* EXERCISE BRIEF
Repeat each line exactly, leaving nothing out.

Figure data in JSON:

--- --- ---

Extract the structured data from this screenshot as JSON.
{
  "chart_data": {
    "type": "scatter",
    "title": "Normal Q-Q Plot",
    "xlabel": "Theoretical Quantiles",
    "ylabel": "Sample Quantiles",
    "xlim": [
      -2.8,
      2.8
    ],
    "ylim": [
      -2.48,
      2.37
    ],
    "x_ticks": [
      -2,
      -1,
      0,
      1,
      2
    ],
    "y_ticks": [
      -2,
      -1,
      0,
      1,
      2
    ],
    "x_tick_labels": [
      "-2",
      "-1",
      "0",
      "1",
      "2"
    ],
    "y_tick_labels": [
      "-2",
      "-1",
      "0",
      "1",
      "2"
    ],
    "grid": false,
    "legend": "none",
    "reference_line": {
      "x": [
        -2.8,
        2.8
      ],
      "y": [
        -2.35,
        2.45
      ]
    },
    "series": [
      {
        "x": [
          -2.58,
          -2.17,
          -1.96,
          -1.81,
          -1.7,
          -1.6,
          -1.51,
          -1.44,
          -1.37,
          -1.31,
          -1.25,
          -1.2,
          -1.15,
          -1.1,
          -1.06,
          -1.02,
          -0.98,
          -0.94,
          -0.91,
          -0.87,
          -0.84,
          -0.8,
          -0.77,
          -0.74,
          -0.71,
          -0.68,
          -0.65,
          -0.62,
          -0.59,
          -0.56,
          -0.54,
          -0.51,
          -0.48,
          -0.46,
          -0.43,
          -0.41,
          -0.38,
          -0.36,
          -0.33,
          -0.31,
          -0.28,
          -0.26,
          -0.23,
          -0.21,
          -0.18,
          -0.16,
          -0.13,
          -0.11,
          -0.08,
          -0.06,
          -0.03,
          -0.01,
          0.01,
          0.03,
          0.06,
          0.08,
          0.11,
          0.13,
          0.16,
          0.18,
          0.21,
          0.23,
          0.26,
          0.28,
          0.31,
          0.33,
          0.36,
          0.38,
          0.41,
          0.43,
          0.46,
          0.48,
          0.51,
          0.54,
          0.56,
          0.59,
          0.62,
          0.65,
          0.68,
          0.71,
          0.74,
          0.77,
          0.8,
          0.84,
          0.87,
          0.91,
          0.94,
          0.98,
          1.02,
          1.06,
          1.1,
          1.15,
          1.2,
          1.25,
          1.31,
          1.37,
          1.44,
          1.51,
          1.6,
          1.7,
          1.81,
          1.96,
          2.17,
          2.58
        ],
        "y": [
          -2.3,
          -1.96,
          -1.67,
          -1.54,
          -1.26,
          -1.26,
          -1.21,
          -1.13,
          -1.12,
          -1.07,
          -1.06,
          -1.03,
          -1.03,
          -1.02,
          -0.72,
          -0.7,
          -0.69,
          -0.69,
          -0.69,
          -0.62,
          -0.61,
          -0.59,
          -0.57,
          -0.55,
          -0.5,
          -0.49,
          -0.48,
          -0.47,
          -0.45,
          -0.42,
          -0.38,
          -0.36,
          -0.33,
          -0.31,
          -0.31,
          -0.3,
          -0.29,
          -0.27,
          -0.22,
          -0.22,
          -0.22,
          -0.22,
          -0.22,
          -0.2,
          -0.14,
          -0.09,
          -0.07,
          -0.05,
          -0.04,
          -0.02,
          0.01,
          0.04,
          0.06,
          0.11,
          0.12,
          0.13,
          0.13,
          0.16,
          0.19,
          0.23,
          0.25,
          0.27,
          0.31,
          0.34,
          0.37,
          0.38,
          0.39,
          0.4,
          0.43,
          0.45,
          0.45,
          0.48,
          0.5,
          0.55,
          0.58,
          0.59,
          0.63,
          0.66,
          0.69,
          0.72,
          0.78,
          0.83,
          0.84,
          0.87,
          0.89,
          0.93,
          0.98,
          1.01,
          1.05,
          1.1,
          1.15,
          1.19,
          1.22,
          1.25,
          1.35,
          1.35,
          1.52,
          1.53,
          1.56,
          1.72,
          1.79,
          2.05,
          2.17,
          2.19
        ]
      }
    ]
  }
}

--- --- ---

* FINAL ANSWER
Extract the structured data from this screenshot as JSON.
{
  "chart_data": {
    "type": "scatter",
    "title": "Normal Q-Q Plot",
    "xlabel": "Theoretical Quantiles",
    "ylabel": "Sample Quantiles",
    "xlim": [
      -2.8,
      2.8
    ],
    "ylim": [
      -2.48,
      2.37
    ],
    "x_ticks": [
      -2,
      -1,
      0,
      1,
      2
    ],
    "y_ticks": [
      -2,
      -1,
      0,
      1,
      2
    ],
    "x_tick_labels": [
      "-2",
      "-1",
      "0",
      "1",
      "2"
    ],
    "y_tick_labels": [
      "-2",
      "-1",
      "0",
      "1",
      "2"
    ],
    "grid": false,
    "legend": "none",
    "reference_line": {
      "x": [
        -2.8,
        2.8
      ],
      "y": [
        -2.35,
        2.45
      ]
    },
    "series": [
      {
        "x": [
          -2.58,
          -2.17,
          -1.96,
          -1.81,
          -1.7,
          -1.6,
          -1.51,
          -1.44,
          -1.37,
          -1.31,
          -1.25,
          -1.2,
          -1.15,
          -1.1,
          -1.06,
          -1.02,
          -0.98,
          -0.94,
          -0.91,
          -0.87,
          -0.84,
          -0.8,
          -0.77,
          -0.74,
          -0.71,
          -0.68,
          -0.65,
          -0.62,
          -0.59,
          -0.56,
          -0.54,
          -0.51,
          -0.48,
          -0.46,
          -0.43,
          -0.41,
          -0.38,
          -0.36,
          -0.33,
          -0.31,
          -0.28,
          -0.26,
          -0.23,
          -0.21,
          -0.18,
          -0.16,
          -0.13,
          -0.11,
          -0.08,
          -0.06,
          -0.03,
          -0.01,
          0.01,
          0.03,
          0.06,
          0.08,
          0.11,
          0.13,
          0.16,
          0.18,
          0.21,
          0.23,
          0.26,
          0.28,
          0.31,
          0.33,
          0.36,
          0.38,
          0.41,
          0.43,
          0.46,
          0.48,
          0.51,
          0.54,
          0.56,
          0.59,
          0.62,
          0.65,
          0.68,
          0.71,
          0.74,
          0.77,
          0.8,
          0.84,
          0.87,
          0.91,
          0.94,
          0.98,
          1.02,
          1.06,
          1.1,
          1.15,
          1.2,
          1.25,
          1.31,
          1.37,
          1.44,
          1.51,
          1.6,
          1.7,
          1.81,
          1.96,
          2.17,
          2.58
        ],
        "y": [
          -2.3,
          -1.96,
          -1.67,
          -1.54,
          -1.26,
          -1.26,
          -1.21,
          -1.13,
          -1.12,
          -1.07,
          -1.06,
          -1.03,
          -1.03,
          -1.02,
          -0.72,
          -0.7,
          -0.69,
          -0.69,
          -0.69,
          -0.62,
          -0.61,
          -0.59,
          -0.57,
          -0.55,
          -0.5,
          -0.49,
          -0.48,
          -0.47,
          -0.45,
          -0.42,
          -0.38,
          -0.36,
          -0.33,
          -0.31,
          -0.31,
          -0.3,
          -0.29,
          -0.27,
          -0.22,
          -0.22,
          -0.22,
          -0.22,
          -0.22,
          -0.2,
          -0.14,
          -0.09,
          -0.07,
          -0.05,
          -0.04,
          -0.02,
          0.01,
          0.04,
          0.06,
          0.11,
          0.12,
          0.13,
          0.13,
          0.16,
          0.19,
          0.23,
          0.25,
          0.27,
          0.31,
          0.34,
          0.37,
          0.38,
          0.39,
          0.4,
          0.43,
          0.45,
          0.45,
          0.48,
          0.5,
          0.55,
          0.58,
          0.59,
          0.63,
          0.66,
          0.69,
          0.72,
          0.78,
          0.83,
          0.84,
          0.87,
          0.89,
          0.93,
          0.98,
          1.01,
          1.05,
          1.1,
          1.15,
          1.19,
          1.22,
          1.25,
          1.35,
          1.35,
          1.52,
          1.53,
          1.56,
          1.72,
          1.79,
          2.05,
          2.17,
          2.19
        ]
      }
    ]
  }
}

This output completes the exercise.